The problem:
Every line that contains the word "students" should be copied.

(Entries from a dataset)

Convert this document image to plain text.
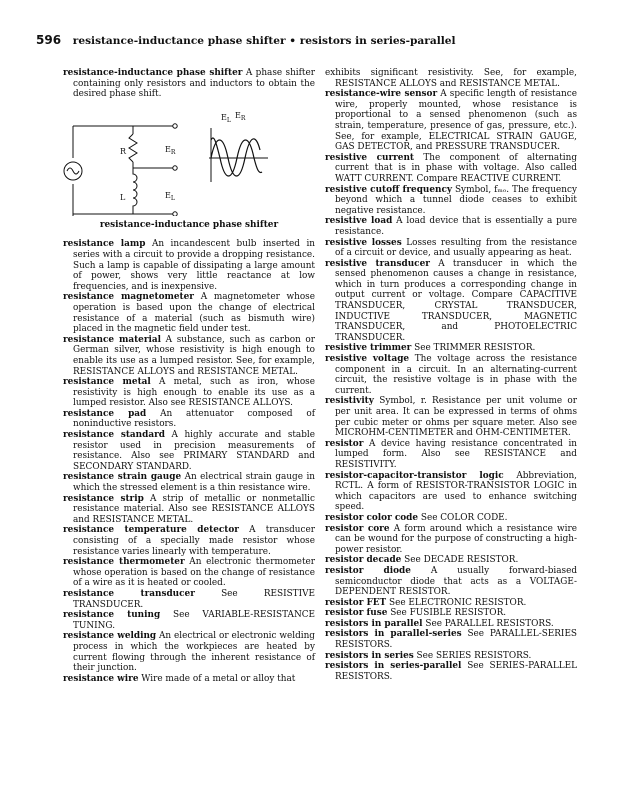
596 resistance-inductance phase shifter • resistors in series-parallel

resistance-inductance phase shifter A phase shifter containing only resistors and inductors to obtain the desired phase shift.

R
L
$E_R$
$E_L$
$E_L$
$E_R$
resistance-inductance phase shifter

resistance lamp An incandescent bulb inserted in series with a circuit to provide a dropping resistance. Such a lamp is capable of dissipating a large amount of power, shows very little reactance at low frequencies, and is inexpensive.

resistance magnetometer A magnetometer whose operation is based upon the change of electrical resistance of a material (such as bismuth wire) placed in the magnetic field under test.

resistance material A substance, such as carbon or German silver, whose resistivity is high enough to enable its use as a lumped resistor. See, for example, RESISTANCE ALLOYS and RESISTANCE METAL.

resistance metal A metal, such as iron, whose resistivity is high enough to enable its use as a lumped resistor. Also see RESISTANCE ALLOYS.

resistance pad An attenuator composed of noninductive resistors.

resistance standard A highly accurate and stable resistor used in precision measurements of resistance. Also see PRIMARY STANDARD and SECONDARY STANDARD.

resistance strain gauge An electrical strain gauge in which the stressed element is a thin resistance wire.

resistance strip A strip of metallic or nonmetallic resistance material. Also see RESISTANCE ALLOYS and RESISTANCE METAL.

resistance temperature detector A transducer consisting of a specially made resistor whose resistance varies linearly with temperature.

resistance thermometer An electronic thermometer whose operation is based on the change of resistance of a wire as it is heated or cooled.

resistance transducer	See RESISTIVE TRANSDUCER.

resistance tuning See VARIABLE-RESISTANCE TUNING.

resistance welding An electrical or electronic welding process in which the workpieces are heated by current flowing through the inherent resistance of their junction.

resistance wire Wire made of a metal or alloy that

exhibits significant resistivity. See, for example, RESISTANCE ALLOYS and RESISTANCE METAL.

resistance-wire sensor A specific length of resistance wire, properly mounted, whose resistance is proportional to a sensed phenomenon (such as strain, temperature, presence of gas, pressure, etc.). See, for example, ELECTRICAL STRAIN GAUGE, GAS DETECTOR, and PRESSURE TRANSDUCER.

resistive current The component of alternating current that is in phase with voltage. Also called WATT CURRENT. Compare REACTIVE CURRENT.

resistive cutoff frequency Symbol, fₘₒ. The frequency beyond which a tunnel diode ceases to exhibit negative resistance.

resistive load A load device that is essentially a pure resistance.

resistive losses Losses resulting from the resistance of a circuit or device, and usually appearing as heat.

resistive transducer A transducer in which the sensed phenomenon causes a change in resistance, which in turn produces a corresponding change in output current or voltage. Compare CAPACITIVE TRANSDUCER, CRYSTAL TRANSDUCER, INDUCTIVE TRANSDUCER, MAGNETIC TRANSDUCER, and PHOTOELECTRIC TRANSDUCER.

resistive trimmer See TRIMMER RESISTOR.

resistive voltage The voltage across the resistance component in a circuit. In an alternating-current circuit, the resistive voltage is in phase with the current.

resistivity Symbol, r. Resistance per unit volume or per unit area. It can be expressed in terms of ohms per cubic meter or ohms per square meter. Also see MICROHM-CENTIMETER and OHM-CENTIMETER.

resistor A device having resistance concentrated in lumped form. Also see RESISTANCE and RESISTIVITY.

resistor-capacitor-transistor logic Abbreviation, RCTL. A form of RESISTOR-TRANSISTOR LOGIC in which capacitors are used to enhance switching speed.

resistor color code See COLOR CODE.

resistor core A form around which a resistance wire can be wound for the purpose of constructing a high-power resistor.

resistor decade See DECADE RESISTOR.

resistor diode A usually forward-biased semiconductor diode that acts as a VOLTAGE-DEPENDENT RESISTOR.

resistor FET See ELECTRONIC RESISTOR.

resistor fuse See FUSIBLE RESISTOR.

resistors in parallel See PARALLEL RESISTORS.

resistors in parallel-series See PARALLEL-SERIES RESISTORS.

resistors in series See SERIES RESISTORS.

resistors in series-parallel See SERIES-PARALLEL RESISTORS.
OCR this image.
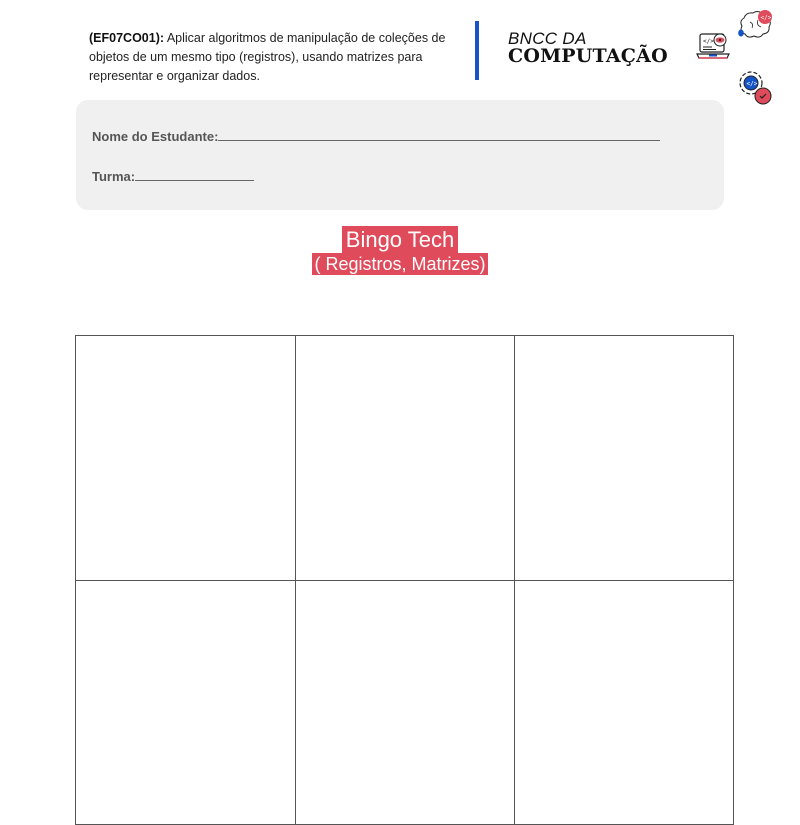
(EF07CO01): Aplicar algoritmos de manipulação de coleções de objetos de um mesmo tipo (registros), usando matrizes para representar e organizar dados.
BNCC DA
COMPUTAÇÃO
</>
</>
</>
Nome do Estudante:
Turma:
Bingo Tech
( Registros, Matrizes)
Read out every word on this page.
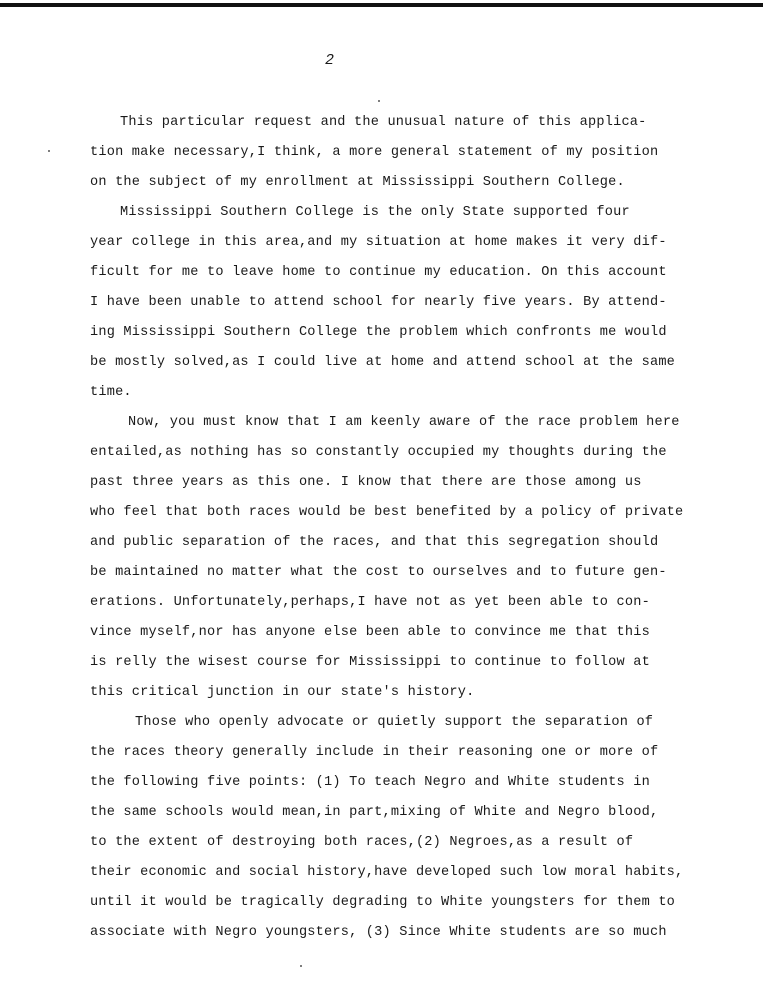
2
This particular request and the unusual nature of this applica-
tion make necessary,I think, a more general statement of my position
on the subject of my enrollment at Mississippi Southern College.
Mississippi Southern College is the only State supported four
year college in this area,and my situation at home makes it very dif-
ficult for me to leave home to continue my education. On this account
I have been unable to attend school for nearly five years. By attend-
ing Mississippi Southern College the problem which confronts me would
be mostly solved,as I could live at home and attend school at the same
time.
Now, you must know that I am keenly aware of the race problem here
entailed,as nothing has so constantly occupied my thoughts during the
past three years as this one. I know that there are those among us
who feel that both races would be best benefited by a policy of private
and public separation of the races, and that this segregation should
be maintained no matter what the cost to ourselves and to future gen-
erations. Unfortunately,perhaps,I have not as yet been able to con-
vince myself,nor has anyone else been able to convince me that this
is relly the wisest course for Mississippi to continue to follow at
this critical junction in our state's history.
Those who openly advocate or quietly support the separation of
the races theory generally include in their reasoning one or more of
the following five points: (1) To teach Negro and White students in
the same schools would mean,in part,mixing of White and Negro blood,
to the extent of destroying both races,(2) Negroes,as a result of
their economic and social history,have developed such low moral habits,
until it would be tragically degrading to White youngsters for them to
associate with Negro youngsters, (3) Since White students are so much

Result of the exercise:
the following five points: (1) To teach Negro and White students in
associate with Negro youngsters, (3) Since White students are so much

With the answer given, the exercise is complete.